Problem to work on:
Check every line of the material below for the string "title", and return the ones that have it.

— Start of Data section —

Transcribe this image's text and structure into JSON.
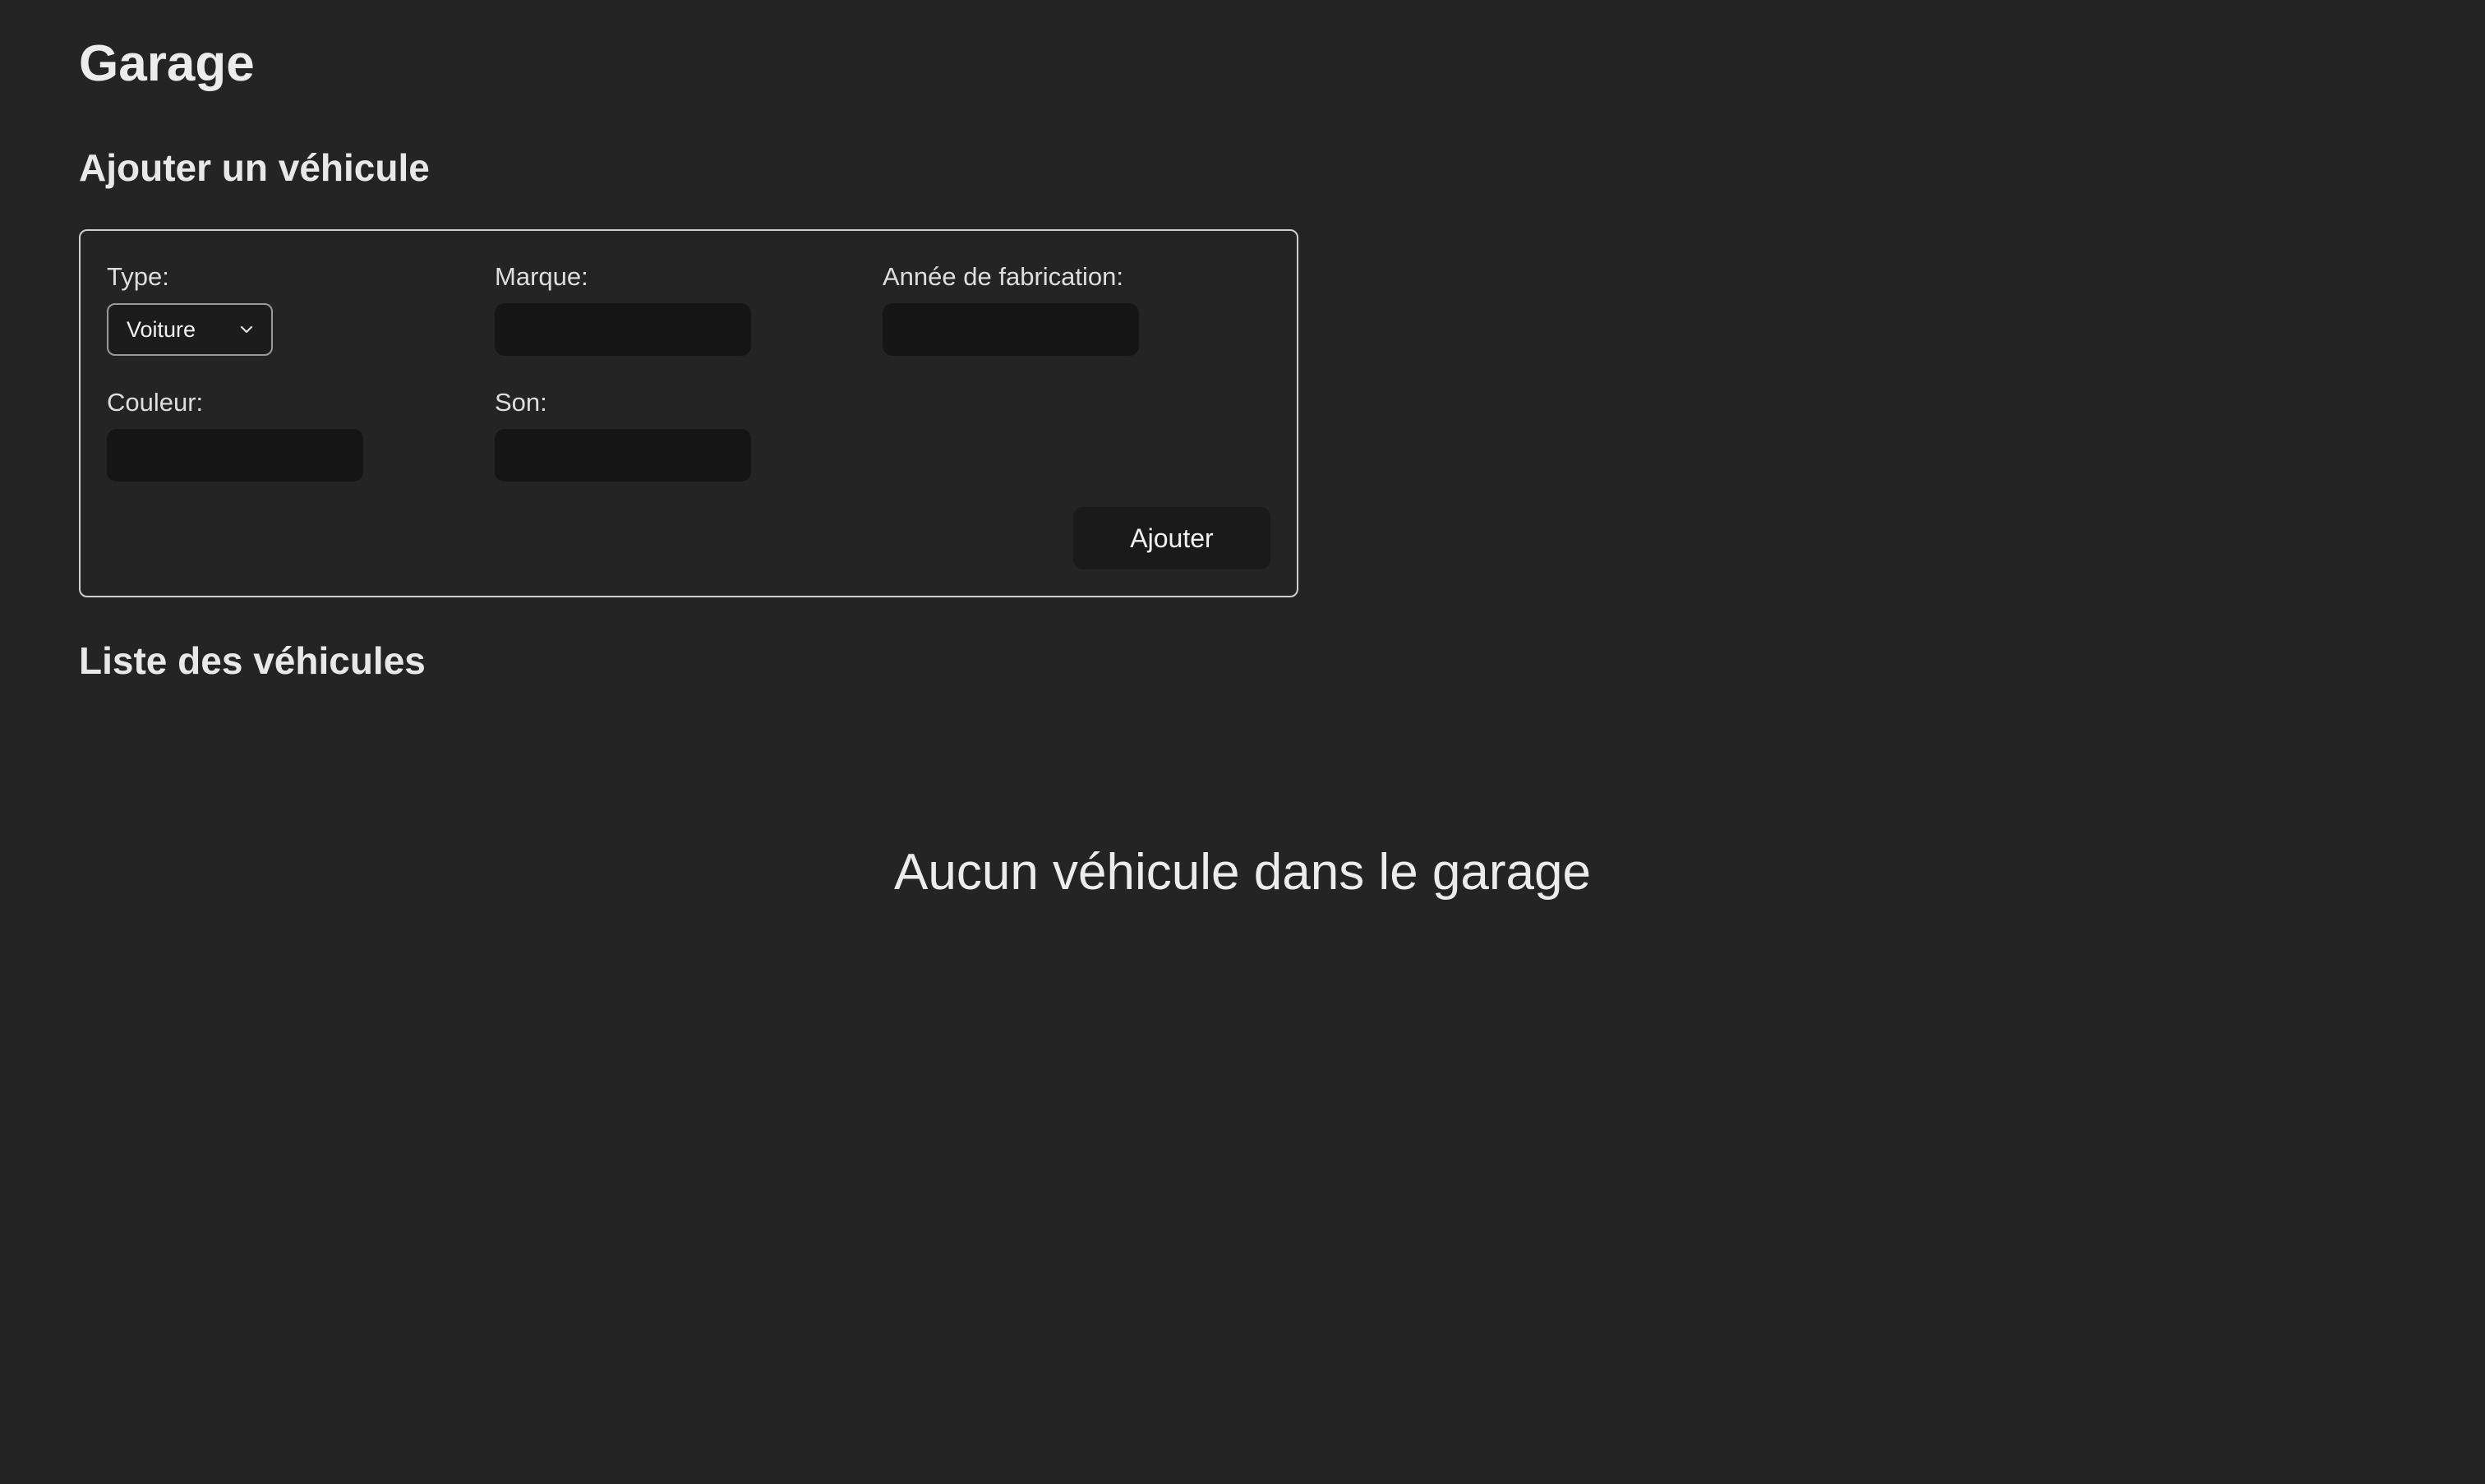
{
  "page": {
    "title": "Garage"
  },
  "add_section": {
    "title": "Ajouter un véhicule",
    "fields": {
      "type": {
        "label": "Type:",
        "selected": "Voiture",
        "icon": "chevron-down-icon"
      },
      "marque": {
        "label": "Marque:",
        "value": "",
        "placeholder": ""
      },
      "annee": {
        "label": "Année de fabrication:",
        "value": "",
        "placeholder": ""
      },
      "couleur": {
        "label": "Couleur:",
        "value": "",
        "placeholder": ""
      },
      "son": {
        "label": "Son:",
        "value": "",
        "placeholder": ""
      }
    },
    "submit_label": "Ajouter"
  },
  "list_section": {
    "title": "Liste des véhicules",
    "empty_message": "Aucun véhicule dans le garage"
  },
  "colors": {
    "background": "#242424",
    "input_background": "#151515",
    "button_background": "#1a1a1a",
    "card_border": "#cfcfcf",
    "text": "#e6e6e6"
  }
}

— End of Data section —

Task result:
    "title": "Garage"
    "title": "Ajouter un véhicule",
    "title": "Liste des véhicules",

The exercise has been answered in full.